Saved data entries
· · ·
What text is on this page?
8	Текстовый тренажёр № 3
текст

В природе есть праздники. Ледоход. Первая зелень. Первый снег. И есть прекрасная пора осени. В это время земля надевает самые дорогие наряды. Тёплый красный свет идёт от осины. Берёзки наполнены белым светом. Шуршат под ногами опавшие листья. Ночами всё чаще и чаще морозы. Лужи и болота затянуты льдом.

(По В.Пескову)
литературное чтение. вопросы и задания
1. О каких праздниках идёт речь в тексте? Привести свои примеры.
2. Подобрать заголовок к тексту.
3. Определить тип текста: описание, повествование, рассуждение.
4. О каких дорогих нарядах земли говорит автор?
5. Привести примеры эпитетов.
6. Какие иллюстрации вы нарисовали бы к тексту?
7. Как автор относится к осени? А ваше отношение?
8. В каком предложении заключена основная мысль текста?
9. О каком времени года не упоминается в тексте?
· · ·
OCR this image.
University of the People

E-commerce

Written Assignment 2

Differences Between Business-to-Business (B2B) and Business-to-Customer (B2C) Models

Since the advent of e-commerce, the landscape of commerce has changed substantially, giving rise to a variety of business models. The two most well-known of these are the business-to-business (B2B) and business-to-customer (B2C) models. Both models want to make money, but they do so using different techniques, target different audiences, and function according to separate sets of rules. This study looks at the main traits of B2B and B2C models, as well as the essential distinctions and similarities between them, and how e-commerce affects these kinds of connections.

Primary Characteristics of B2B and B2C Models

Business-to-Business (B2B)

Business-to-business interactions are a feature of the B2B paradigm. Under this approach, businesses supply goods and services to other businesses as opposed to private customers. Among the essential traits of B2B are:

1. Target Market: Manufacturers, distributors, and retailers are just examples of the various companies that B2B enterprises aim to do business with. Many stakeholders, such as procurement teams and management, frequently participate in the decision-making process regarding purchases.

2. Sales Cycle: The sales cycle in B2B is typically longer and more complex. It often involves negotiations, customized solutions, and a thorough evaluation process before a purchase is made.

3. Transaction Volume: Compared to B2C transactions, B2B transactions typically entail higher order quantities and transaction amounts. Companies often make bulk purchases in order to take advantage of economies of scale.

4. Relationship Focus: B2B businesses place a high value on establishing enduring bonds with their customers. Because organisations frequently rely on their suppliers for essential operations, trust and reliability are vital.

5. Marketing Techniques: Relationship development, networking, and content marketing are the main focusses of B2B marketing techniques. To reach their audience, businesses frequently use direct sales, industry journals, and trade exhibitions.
· · ·
### [Your goal]
Show all lines in the entries above where the word "текста" appears.

### [Exercise response]
3. Определить тип текста: описание, повествование, рассуждение.
8. В каком предложении заключена основная мысль текста?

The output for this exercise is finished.